____ Listed entries
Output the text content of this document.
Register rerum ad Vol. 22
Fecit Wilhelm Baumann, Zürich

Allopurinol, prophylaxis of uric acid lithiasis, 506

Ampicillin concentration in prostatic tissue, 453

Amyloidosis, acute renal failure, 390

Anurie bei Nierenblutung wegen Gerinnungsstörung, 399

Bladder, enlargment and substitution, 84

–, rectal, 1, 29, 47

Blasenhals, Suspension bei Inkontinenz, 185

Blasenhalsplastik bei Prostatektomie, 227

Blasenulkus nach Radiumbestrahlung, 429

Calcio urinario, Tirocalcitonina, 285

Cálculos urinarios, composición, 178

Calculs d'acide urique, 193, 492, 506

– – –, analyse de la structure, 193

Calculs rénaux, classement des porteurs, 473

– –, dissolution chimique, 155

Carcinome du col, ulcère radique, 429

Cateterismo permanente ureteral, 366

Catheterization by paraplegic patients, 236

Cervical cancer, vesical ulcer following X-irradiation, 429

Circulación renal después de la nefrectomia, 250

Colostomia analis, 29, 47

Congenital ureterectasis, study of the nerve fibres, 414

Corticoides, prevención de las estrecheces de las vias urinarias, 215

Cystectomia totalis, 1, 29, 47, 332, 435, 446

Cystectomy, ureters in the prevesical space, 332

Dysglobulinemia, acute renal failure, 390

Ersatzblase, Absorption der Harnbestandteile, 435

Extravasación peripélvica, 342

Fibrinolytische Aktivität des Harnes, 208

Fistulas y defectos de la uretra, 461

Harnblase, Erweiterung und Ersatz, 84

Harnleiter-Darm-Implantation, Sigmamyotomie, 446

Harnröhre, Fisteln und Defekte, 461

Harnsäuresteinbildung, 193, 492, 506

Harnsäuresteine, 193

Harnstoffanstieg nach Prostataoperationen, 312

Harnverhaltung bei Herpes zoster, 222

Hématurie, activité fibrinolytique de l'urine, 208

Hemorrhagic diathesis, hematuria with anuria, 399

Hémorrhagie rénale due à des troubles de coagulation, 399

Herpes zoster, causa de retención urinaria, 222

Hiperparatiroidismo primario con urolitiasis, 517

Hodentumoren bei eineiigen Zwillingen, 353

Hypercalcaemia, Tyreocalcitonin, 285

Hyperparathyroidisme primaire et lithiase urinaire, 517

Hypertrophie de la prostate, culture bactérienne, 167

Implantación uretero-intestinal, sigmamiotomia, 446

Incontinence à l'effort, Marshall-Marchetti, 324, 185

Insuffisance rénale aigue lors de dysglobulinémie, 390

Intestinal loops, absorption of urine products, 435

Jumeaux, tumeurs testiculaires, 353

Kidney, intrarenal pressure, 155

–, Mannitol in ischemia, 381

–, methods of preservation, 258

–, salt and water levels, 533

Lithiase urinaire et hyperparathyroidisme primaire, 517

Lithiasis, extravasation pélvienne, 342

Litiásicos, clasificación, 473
________
» Goal of the exercise: Write out the material above exactly and in full.

» Task result:
Output the text content of this document.
Register rerum ad Vol. 22
Fecit Wilhelm Baumann, Zürich

Allopurinol, prophylaxis of uric acid lithiasis, 506

Ampicillin concentration in prostatic tissue, 453

Amyloidosis, acute renal failure, 390

Anurie bei Nierenblutung wegen Gerinnungsstörung, 399

Bladder, enlargment and substitution, 84

–, rectal, 1, 29, 47

Blasenhals, Suspension bei Inkontinenz, 185

Blasenhalsplastik bei Prostatektomie, 227

Blasenulkus nach Radiumbestrahlung, 429

Calcio urinario, Tirocalcitonina, 285

Cálculos urinarios, composición, 178

Calculs d'acide urique, 193, 492, 506

– – –, analyse de la structure, 193

Calculs rénaux, classement des porteurs, 473

– –, dissolution chimique, 155

Carcinome du col, ulcère radique, 429

Cateterismo permanente ureteral, 366

Catheterization by paraplegic patients, 236

Cervical cancer, vesical ulcer following X-irradiation, 429

Circulación renal después de la nefrectomia, 250

Colostomia analis, 29, 47

Congenital ureterectasis, study of the nerve fibres, 414

Corticoides, prevención de las estrecheces de las vias urinarias, 215

Cystectomia totalis, 1, 29, 47, 332, 435, 446

Cystectomy, ureters in the prevesical space, 332

Dysglobulinemia, acute renal failure, 390

Ersatzblase, Absorption der Harnbestandteile, 435

Extravasación peripélvica, 342

Fibrinolytische Aktivität des Harnes, 208

Fistulas y defectos de la uretra, 461

Harnblase, Erweiterung und Ersatz, 84

Harnleiter-Darm-Implantation, Sigmamyotomie, 446

Harnröhre, Fisteln und Defekte, 461

Harnsäuresteinbildung, 193, 492, 506

Harnsäuresteine, 193

Harnstoffanstieg nach Prostataoperationen, 312

Harnverhaltung bei Herpes zoster, 222

Hématurie, activité fibrinolytique de l'urine, 208

Hemorrhagic diathesis, hematuria with anuria, 399

Hémorrhagie rénale due à des troubles de coagulation, 399

Herpes zoster, causa de retención urinaria, 222

Hiperparatiroidismo primario con urolitiasis, 517

Hodentumoren bei eineiigen Zwillingen, 353

Hypercalcaemia, Tyreocalcitonin, 285

Hyperparathyroidisme primaire et lithiase urinaire, 517

Hypertrophie de la prostate, culture bactérienne, 167

Implantación uretero-intestinal, sigmamiotomia, 446

Incontinence à l'effort, Marshall-Marchetti, 324, 185

Insuffisance rénale aigue lors de dysglobulinémie, 390

Intestinal loops, absorption of urine products, 435

Jumeaux, tumeurs testiculaires, 353

Kidney, intrarenal pressure, 155

–, Mannitol in ischemia, 381

–, methods of preservation, 258

–, salt and water levels, 533

Lithiase urinaire et hyperparathyroidisme primaire, 517

Lithiasis, extravasation pélvienne, 342

Litiásicos, clasificación, 473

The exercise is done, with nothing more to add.